Task to carry out ▸
Can you print every line of the data below word for word, omitting the pictures?

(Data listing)

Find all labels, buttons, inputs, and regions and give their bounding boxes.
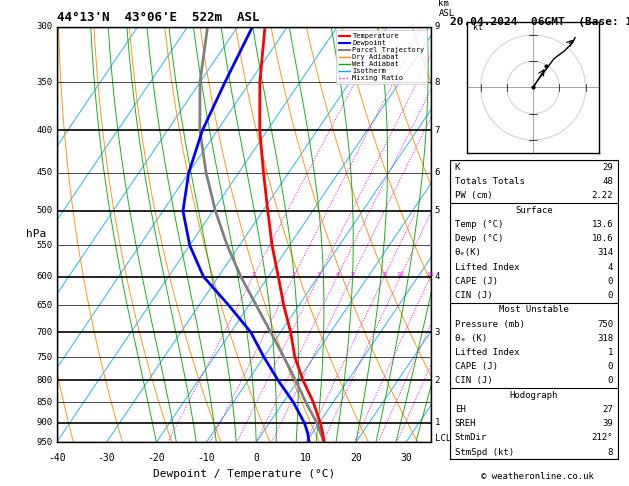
Text: 314: 314 [597,248,613,258]
Text: PW (cm): PW (cm) [455,191,493,200]
Text: Lifted Index: Lifted Index [455,348,520,357]
Text: EH: EH [455,405,465,414]
Text: 4: 4 [608,262,613,272]
Text: 350: 350 [36,78,53,87]
Text: 450: 450 [36,168,53,177]
Text: 48: 48 [603,177,613,186]
Text: 2: 2 [435,376,440,385]
Text: 27: 27 [603,405,613,414]
Text: -20: -20 [148,452,165,463]
Text: 10: 10 [300,452,312,463]
Text: 900: 900 [36,418,53,427]
Text: 2: 2 [292,272,296,277]
Text: Surface: Surface [515,206,553,215]
Text: 0: 0 [608,277,613,286]
Text: 8: 8 [382,272,386,277]
Text: -30: -30 [97,452,115,463]
Text: hPa: hPa [26,229,46,240]
Text: 30: 30 [400,452,412,463]
Text: 0: 0 [608,291,613,300]
Text: Pressure (mb): Pressure (mb) [455,320,525,329]
Text: 5: 5 [350,272,354,277]
Text: K: K [455,163,460,172]
Text: 1: 1 [435,418,440,427]
Text: 950: 950 [36,438,53,447]
Text: 13.6: 13.6 [592,220,613,229]
Text: 4: 4 [335,272,339,277]
Legend: Temperature, Dewpoint, Parcel Trajectory, Dry Adiabat, Wet Adiabat, Isotherm, Mi: Temperature, Dewpoint, Parcel Trajectory… [337,30,427,84]
Text: 850: 850 [36,398,53,407]
Text: © weatheronline.co.uk: © weatheronline.co.uk [481,472,594,481]
Text: 0: 0 [608,362,613,371]
Text: 7: 7 [435,126,440,135]
Text: km
ASL: km ASL [438,0,455,18]
Text: CAPE (J): CAPE (J) [455,277,498,286]
Text: 750: 750 [597,320,613,329]
Text: 1: 1 [608,348,613,357]
Text: -10: -10 [198,452,215,463]
Text: θₑ (K): θₑ (K) [455,334,487,343]
Text: 700: 700 [36,328,53,337]
Text: 800: 800 [36,376,53,385]
Text: 600: 600 [36,272,53,281]
Text: 9: 9 [435,22,440,31]
Text: Most Unstable: Most Unstable [499,305,569,314]
Text: 550: 550 [36,241,53,250]
Text: CIN (J): CIN (J) [455,377,493,385]
Text: Dewpoint / Temperature (°C): Dewpoint / Temperature (°C) [153,469,335,479]
Text: Dewp (°C): Dewp (°C) [455,234,503,243]
Text: -40: -40 [48,452,65,463]
Text: kt: kt [473,23,482,32]
Text: 39: 39 [603,419,613,428]
Text: CAPE (J): CAPE (J) [455,362,498,371]
Text: 0: 0 [608,377,613,385]
Text: 20: 20 [350,452,362,463]
Text: Lifted Index: Lifted Index [455,262,520,272]
Text: 300: 300 [36,22,53,31]
Text: 5: 5 [435,207,440,215]
Text: θₑ(K): θₑ(K) [455,248,482,258]
Text: 44°13'N  43°06'E  522m  ASL: 44°13'N 43°06'E 522m ASL [57,11,259,24]
Text: 400: 400 [36,126,53,135]
Text: StmDir: StmDir [455,434,487,442]
Text: 4: 4 [435,272,440,281]
Text: 8: 8 [608,448,613,457]
Text: 3: 3 [435,328,440,337]
Text: 2.22: 2.22 [592,191,613,200]
Text: StmSpd (kt): StmSpd (kt) [455,448,514,457]
Text: 212°: 212° [592,434,613,442]
Text: Temp (°C): Temp (°C) [455,220,503,229]
Text: 10.6: 10.6 [592,234,613,243]
Text: Mixing Ratio (g/kg): Mixing Ratio (g/kg) [464,183,473,286]
Text: 29: 29 [603,163,613,172]
Text: 0: 0 [253,452,259,463]
Text: LCL: LCL [435,434,451,443]
Text: 650: 650 [36,301,53,310]
Text: 15: 15 [426,272,434,277]
Text: SREH: SREH [455,419,476,428]
Text: 20.04.2024  06GMT  (Base: 18): 20.04.2024 06GMT (Base: 18) [450,17,629,27]
Text: Totals Totals: Totals Totals [455,177,525,186]
Text: 3: 3 [317,272,321,277]
Text: 6: 6 [435,168,440,177]
Text: 500: 500 [36,207,53,215]
Text: 318: 318 [597,334,613,343]
Text: 10: 10 [396,272,404,277]
Text: 8: 8 [435,78,440,87]
Text: CIN (J): CIN (J) [455,291,493,300]
Text: Hodograph: Hodograph [510,391,558,399]
Text: 1: 1 [251,272,255,277]
Text: 750: 750 [36,352,53,362]
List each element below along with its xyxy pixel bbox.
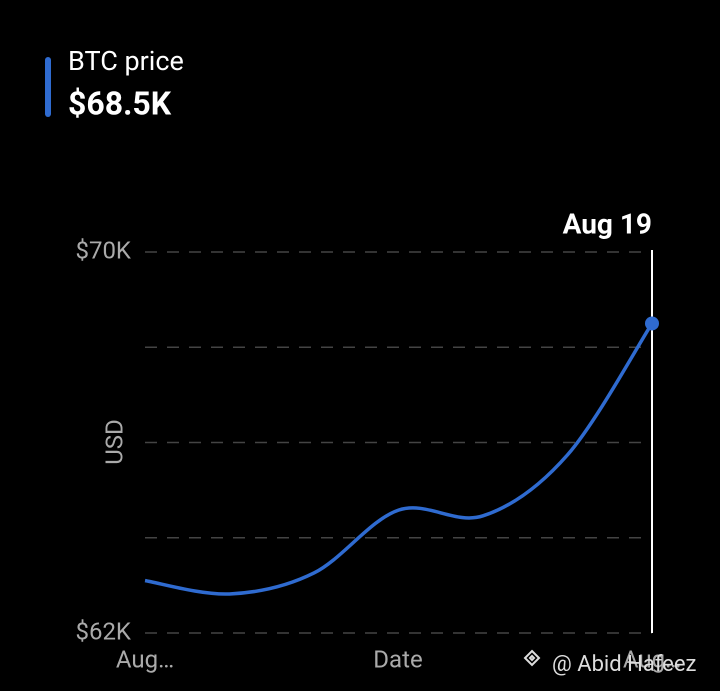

Task output ▸
Find all labels, buttons, inputs, and regions and give their bounding boxes.
Text: 314: 314 [597,248,613,258]
Text: PW (cm): PW (cm) [455,191,493,200]
Text: Lifted Index: Lifted Index [455,348,520,357]
Text: EH: EH [455,405,465,414]
Text: 4: 4 [608,262,613,272]
Text: 350: 350 [36,78,53,87]
Text: 450: 450 [36,168,53,177]
Text: 48: 48 [603,177,613,186]
Text: 2: 2 [435,376,440,385]
Text: 27: 27 [603,405,613,414]
Text: -20: -20 [148,452,165,463]
Text: 10: 10 [300,452,312,463]
Text: 900: 900 [36,418,53,427]
Text: 2: 2 [292,272,296,277]
Text: Surface: Surface [515,206,553,215]
Text: 0: 0 [608,277,613,286]
Text: 8: 8 [382,272,386,277]
Text: -30: -30 [97,452,115,463]
Text: hPa: hPa [26,229,46,240]
Text: 30: 30 [400,452,412,463]
Text: 0: 0 [608,291,613,300]
Text: Pressure (mb): Pressure (mb) [455,320,525,329]
Text: 5: 5 [350,272,354,277]
Text: K: K [455,163,460,172]
Text: 1: 1 [435,418,440,427]
Text: 950: 950 [36,438,53,447]
Text: 13.6: 13.6 [592,220,613,229]
Text: 4: 4 [335,272,339,277]
Legend: Temperature, Dewpoint, Parcel Trajectory, Dry Adiabat, Wet Adiabat, Isotherm, Mi: Temperature, Dewpoint, Parcel Trajectory… [337,30,427,84]
Text: 850: 850 [36,398,53,407]
Text: © weatheronline.co.uk: © weatheronline.co.uk [481,472,594,481]
Text: 0: 0 [608,362,613,371]
Text: 7: 7 [435,126,440,135]
Text: km
ASL: km ASL [438,0,455,18]
Text: CAPE (J): CAPE (J) [455,277,498,286]
Text: 750: 750 [597,320,613,329]
Text: 1: 1 [608,348,613,357]
Text: -10: -10 [198,452,215,463]
Text: θₑ (K): θₑ (K) [455,334,487,343]
Text: 700: 700 [36,328,53,337]
Text: 800: 800 [36,376,53,385]
Text: 600: 600 [36,272,53,281]
Text: 9: 9 [435,22,440,31]
Text: Most Unstable: Most Unstable [499,305,569,314]
Text: 550: 550 [36,241,53,250]
Text: CIN (J): CIN (J) [455,377,493,385]
Text: Dewpoint / Temperature (°C): Dewpoint / Temperature (°C) [153,469,335,479]
Text: Dewp (°C): Dewp (°C) [455,234,503,243]
Text: -40: -40 [48,452,65,463]
Text: kt: kt [473,23,482,32]
Text: 39: 39 [603,419,613,428]
Text: CAPE (J): CAPE (J) [455,362,498,371]
Text: 0: 0 [608,377,613,385]
Text: 20: 20 [350,452,362,463]
Text: Lifted Index: Lifted Index [455,262,520,272]
Text: 300: 300 [36,22,53,31]
Text: 5: 5 [435,207,440,215]
Text: θₑ(K): θₑ(K) [455,248,482,258]
Text: 44°13'N  43°06'E  522m  ASL: 44°13'N 43°06'E 522m ASL [57,11,259,24]
Text: 400: 400 [36,126,53,135]
Text: StmDir: StmDir [455,434,487,442]
Text: 4: 4 [435,272,440,281]
Text: 8: 8 [608,448,613,457]
Text: 3: 3 [435,328,440,337]
Text: 2.22: 2.22 [592,191,613,200]
Text: StmSpd (kt): StmSpd (kt) [455,448,514,457]
Text: 212°: 212° [592,434,613,442]
Text: Temp (°C): Temp (°C) [455,220,503,229]
Text: 10.6: 10.6 [592,234,613,243]
Text: Mixing Ratio (g/kg): Mixing Ratio (g/kg) [464,183,473,286]
Text: 29: 29 [603,163,613,172]
Text: 0: 0 [253,452,259,463]
Text: LCL: LCL [435,434,451,443]
Text: 650: 650 [36,301,53,310]
Text: 15: 15 [426,272,434,277]
Text: SREH: SREH [455,419,476,428]
Text: 20.04.2024  06GMT  (Base: 18): 20.04.2024 06GMT (Base: 18) [450,17,629,27]
Text: Totals Totals: Totals Totals [455,177,525,186]
Text: 3: 3 [317,272,321,277]
Text: 6: 6 [435,168,440,177]
Text: 500: 500 [36,207,53,215]
Text: 318: 318 [597,334,613,343]
Text: 10: 10 [396,272,404,277]
Text: 8: 8 [435,78,440,87]
Text: CIN (J): CIN (J) [455,291,493,300]
Text: Hodograph: Hodograph [510,391,558,399]
Text: 1: 1 [251,272,255,277]
Text: 750: 750 [36,352,53,362]
List each element below along with its xyxy pixel bbox.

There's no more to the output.